## Task material
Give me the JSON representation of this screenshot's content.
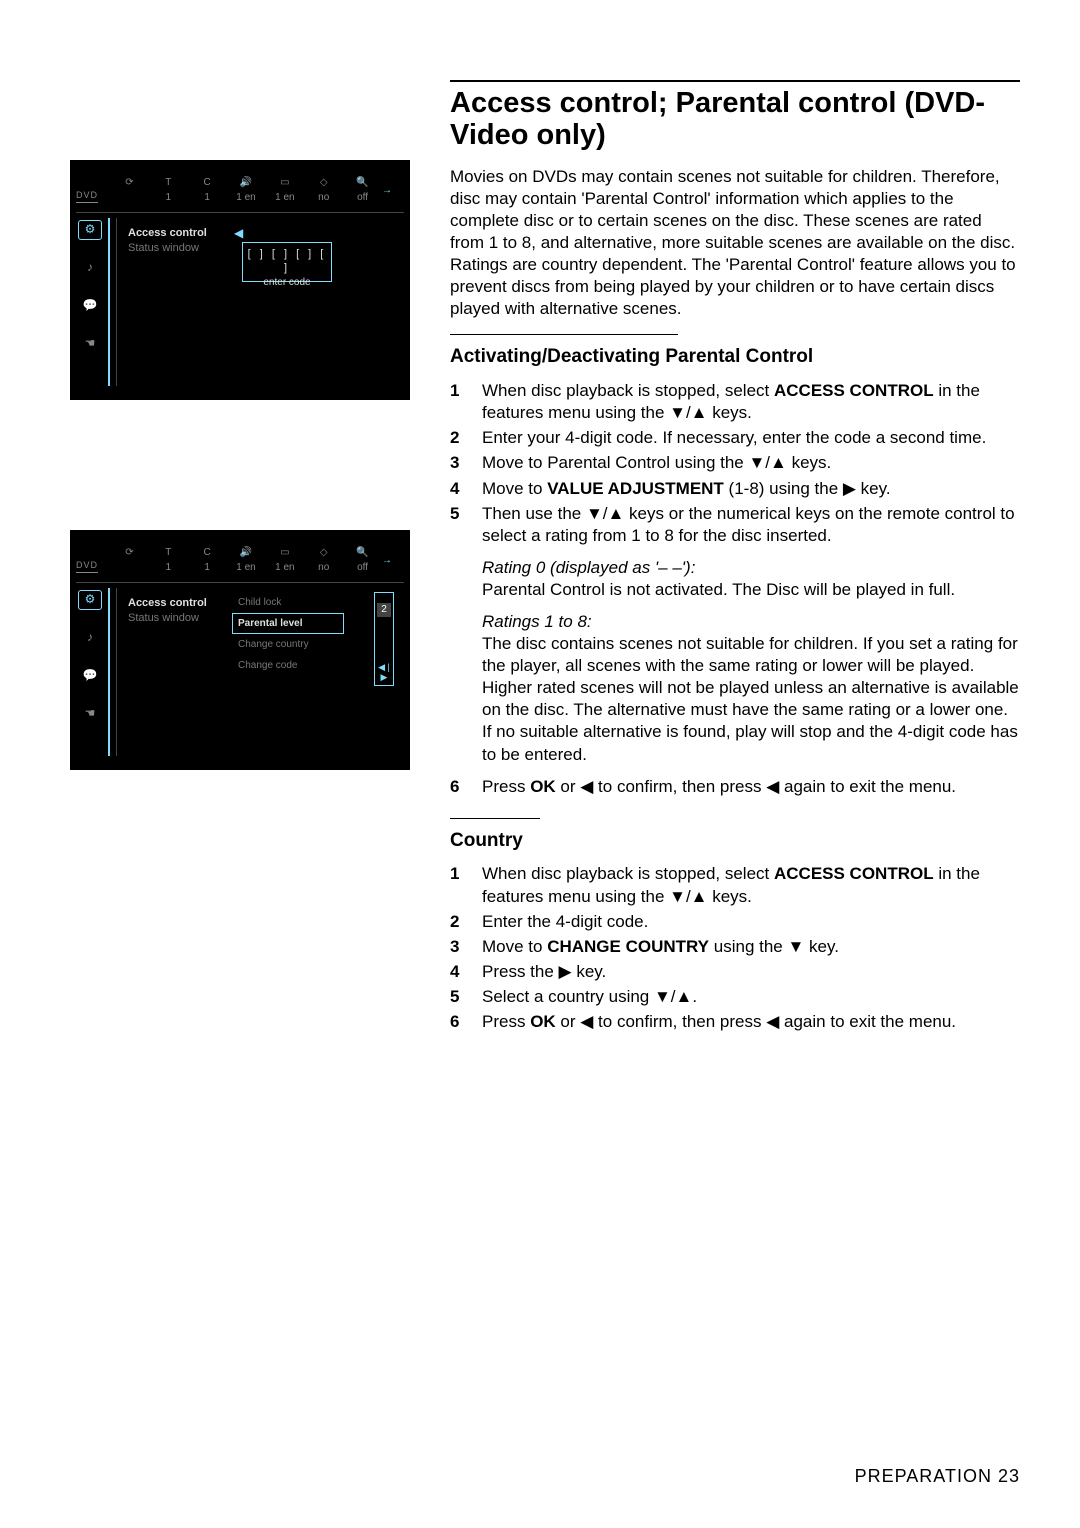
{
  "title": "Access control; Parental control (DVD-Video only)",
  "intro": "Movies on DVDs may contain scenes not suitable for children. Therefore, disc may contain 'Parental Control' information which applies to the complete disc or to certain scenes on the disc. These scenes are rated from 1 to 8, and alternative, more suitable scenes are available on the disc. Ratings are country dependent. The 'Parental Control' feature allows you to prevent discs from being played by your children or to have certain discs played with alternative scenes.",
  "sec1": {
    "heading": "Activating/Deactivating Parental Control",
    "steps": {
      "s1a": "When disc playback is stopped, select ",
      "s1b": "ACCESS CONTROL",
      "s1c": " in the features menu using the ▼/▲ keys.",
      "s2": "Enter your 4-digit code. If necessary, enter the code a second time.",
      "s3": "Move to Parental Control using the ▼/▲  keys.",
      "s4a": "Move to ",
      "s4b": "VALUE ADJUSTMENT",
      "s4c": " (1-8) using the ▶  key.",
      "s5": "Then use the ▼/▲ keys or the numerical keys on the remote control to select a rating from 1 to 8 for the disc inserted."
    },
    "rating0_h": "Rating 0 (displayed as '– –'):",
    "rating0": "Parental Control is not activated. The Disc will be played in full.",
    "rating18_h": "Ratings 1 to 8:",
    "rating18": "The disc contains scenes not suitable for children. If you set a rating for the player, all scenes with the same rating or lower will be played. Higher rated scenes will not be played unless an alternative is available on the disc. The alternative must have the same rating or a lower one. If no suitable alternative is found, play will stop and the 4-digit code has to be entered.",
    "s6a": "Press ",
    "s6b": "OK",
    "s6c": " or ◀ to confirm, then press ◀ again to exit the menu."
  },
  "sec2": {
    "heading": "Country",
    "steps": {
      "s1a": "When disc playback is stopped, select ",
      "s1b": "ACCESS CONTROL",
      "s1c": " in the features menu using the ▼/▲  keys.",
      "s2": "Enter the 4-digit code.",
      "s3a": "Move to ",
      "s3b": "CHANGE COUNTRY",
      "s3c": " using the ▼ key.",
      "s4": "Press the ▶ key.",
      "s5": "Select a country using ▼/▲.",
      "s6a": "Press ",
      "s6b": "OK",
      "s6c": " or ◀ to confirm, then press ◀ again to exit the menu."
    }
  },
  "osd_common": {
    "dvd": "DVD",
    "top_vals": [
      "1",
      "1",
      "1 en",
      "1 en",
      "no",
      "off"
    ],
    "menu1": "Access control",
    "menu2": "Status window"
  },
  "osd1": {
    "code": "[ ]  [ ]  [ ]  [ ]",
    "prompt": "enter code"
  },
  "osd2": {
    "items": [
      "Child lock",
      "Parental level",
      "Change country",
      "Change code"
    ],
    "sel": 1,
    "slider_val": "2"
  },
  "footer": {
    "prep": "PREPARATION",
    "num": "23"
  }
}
---
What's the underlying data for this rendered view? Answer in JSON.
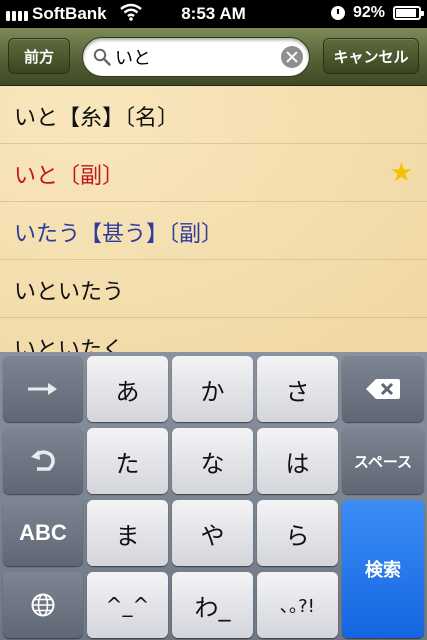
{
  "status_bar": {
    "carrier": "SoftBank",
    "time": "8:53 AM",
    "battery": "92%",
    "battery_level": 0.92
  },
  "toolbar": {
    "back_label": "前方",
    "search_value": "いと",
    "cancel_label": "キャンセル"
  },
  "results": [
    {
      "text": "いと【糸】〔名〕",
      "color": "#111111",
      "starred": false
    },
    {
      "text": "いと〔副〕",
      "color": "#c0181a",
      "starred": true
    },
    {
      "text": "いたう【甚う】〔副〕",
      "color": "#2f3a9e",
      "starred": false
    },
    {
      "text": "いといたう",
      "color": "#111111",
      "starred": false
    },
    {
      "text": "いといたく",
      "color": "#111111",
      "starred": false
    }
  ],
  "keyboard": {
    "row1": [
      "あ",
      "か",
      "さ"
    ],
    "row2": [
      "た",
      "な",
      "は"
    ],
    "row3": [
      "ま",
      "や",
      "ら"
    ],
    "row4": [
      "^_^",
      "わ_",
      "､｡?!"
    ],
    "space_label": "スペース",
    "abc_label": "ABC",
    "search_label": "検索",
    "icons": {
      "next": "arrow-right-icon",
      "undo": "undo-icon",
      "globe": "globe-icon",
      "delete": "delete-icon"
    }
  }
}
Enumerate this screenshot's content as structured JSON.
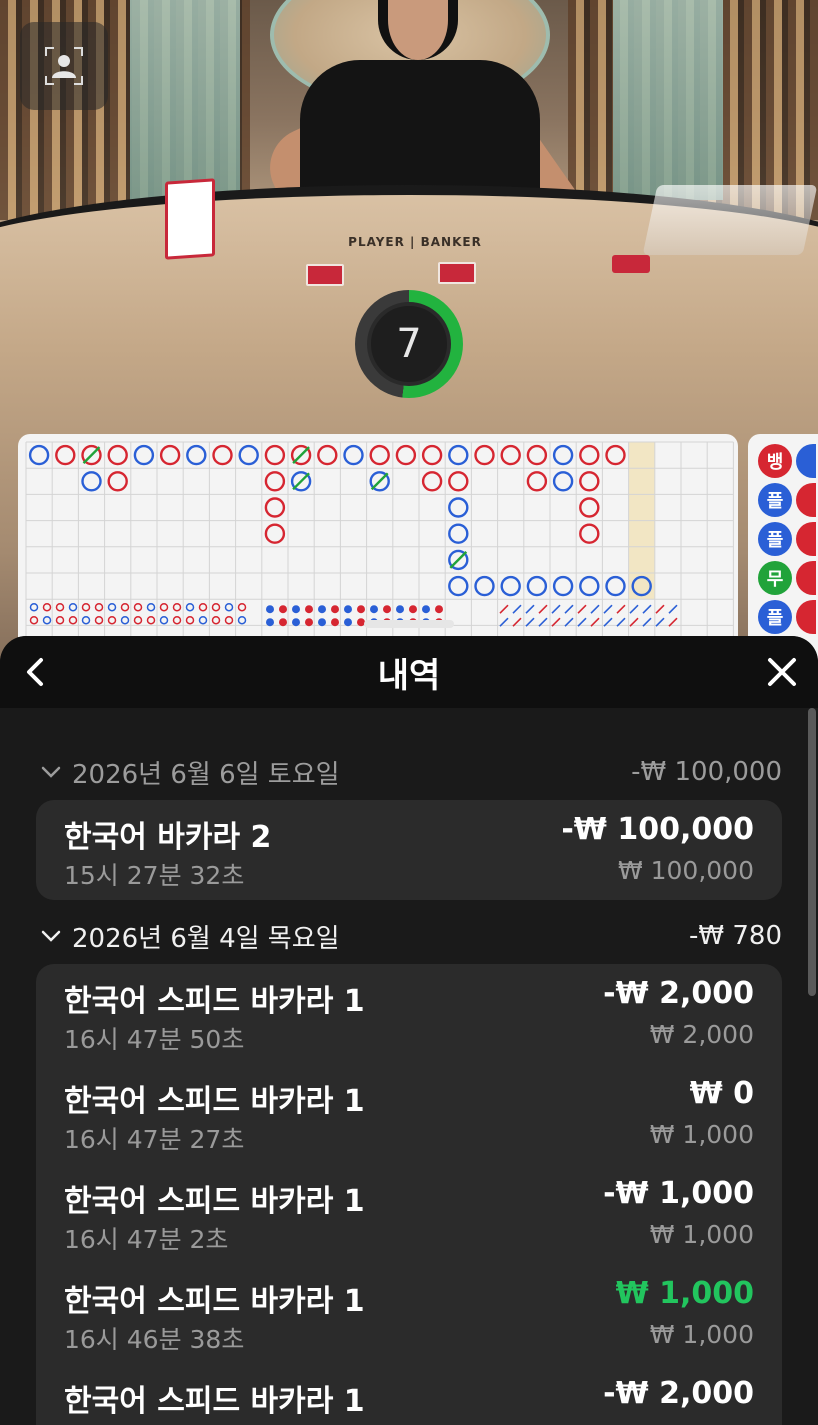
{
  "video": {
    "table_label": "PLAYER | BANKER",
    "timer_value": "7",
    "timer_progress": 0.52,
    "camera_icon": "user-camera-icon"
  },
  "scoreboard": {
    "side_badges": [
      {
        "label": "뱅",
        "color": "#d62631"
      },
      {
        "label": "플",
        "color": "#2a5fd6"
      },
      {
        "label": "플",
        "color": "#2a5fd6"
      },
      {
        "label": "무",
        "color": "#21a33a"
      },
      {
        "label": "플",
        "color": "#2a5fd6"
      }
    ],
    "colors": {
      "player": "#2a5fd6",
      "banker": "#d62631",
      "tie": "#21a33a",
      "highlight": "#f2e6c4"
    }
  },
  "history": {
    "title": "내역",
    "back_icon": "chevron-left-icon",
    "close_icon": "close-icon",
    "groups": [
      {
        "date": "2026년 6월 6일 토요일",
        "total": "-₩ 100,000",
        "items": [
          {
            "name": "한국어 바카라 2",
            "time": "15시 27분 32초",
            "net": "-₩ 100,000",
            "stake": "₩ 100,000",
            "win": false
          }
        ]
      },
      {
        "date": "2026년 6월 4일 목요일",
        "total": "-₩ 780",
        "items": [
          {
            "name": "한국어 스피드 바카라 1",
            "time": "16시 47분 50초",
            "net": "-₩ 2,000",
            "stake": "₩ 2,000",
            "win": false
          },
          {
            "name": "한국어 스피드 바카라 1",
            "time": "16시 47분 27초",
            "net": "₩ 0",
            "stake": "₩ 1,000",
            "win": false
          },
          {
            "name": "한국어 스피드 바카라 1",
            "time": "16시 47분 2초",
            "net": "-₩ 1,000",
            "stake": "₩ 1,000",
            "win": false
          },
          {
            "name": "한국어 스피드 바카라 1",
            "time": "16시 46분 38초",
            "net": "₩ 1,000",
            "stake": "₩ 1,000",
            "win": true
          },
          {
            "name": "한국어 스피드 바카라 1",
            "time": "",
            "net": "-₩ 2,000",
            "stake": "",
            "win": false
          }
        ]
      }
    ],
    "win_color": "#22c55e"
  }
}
---
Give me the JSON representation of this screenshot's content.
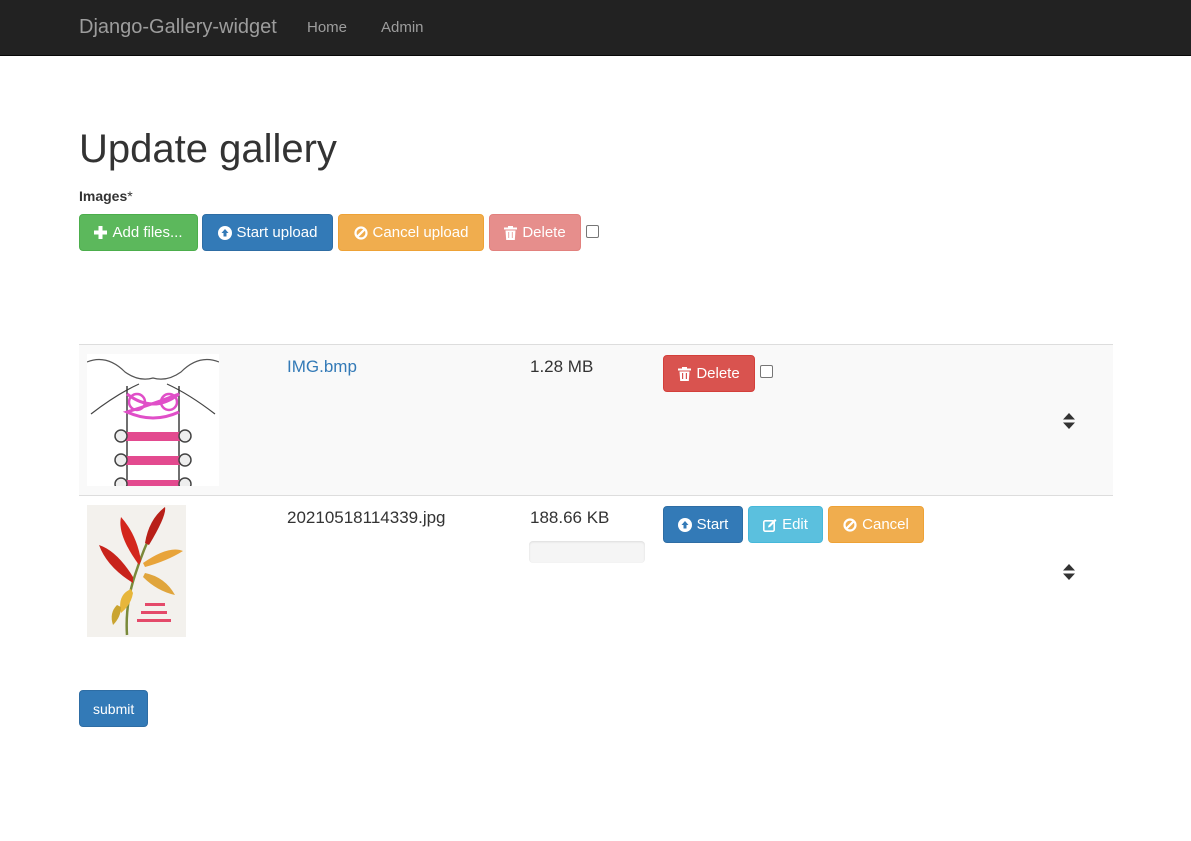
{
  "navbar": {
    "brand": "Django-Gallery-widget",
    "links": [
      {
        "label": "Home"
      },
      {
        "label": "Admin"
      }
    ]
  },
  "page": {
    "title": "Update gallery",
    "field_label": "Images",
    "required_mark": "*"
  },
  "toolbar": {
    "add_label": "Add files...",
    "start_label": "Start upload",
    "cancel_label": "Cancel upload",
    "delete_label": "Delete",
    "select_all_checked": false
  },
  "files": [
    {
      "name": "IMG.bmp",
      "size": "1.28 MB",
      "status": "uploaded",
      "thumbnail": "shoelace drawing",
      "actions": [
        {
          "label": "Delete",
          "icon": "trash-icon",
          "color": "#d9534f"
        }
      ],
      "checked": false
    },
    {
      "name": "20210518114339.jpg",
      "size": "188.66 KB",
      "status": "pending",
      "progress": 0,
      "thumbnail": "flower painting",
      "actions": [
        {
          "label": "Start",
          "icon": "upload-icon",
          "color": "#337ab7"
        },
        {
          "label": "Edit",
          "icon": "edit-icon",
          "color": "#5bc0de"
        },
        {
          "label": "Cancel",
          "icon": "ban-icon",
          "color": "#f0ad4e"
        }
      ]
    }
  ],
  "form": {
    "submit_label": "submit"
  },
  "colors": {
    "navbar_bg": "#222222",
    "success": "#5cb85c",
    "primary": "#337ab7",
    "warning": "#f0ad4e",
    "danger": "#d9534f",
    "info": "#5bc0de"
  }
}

## Requirement
Search the records for the word "your" and copy every line where it occurs.

## Correct result
  "intro": "Movies on DVDs may contain scenes not suitable for children. Therefore, disc may contain 'Parental Control' information which applies to the complete disc or to certain scenes on the disc. These scenes are rated from 1 to 8, and alternative, more suitable scenes are available on the disc. Ratings are country dependent. The 'Parental Control' feature allows you to prevent discs from being played by your children or to have certain discs played with alternative scenes.",
      "s2": "Enter your 4-digit code. If necessary, enter the code a second time.",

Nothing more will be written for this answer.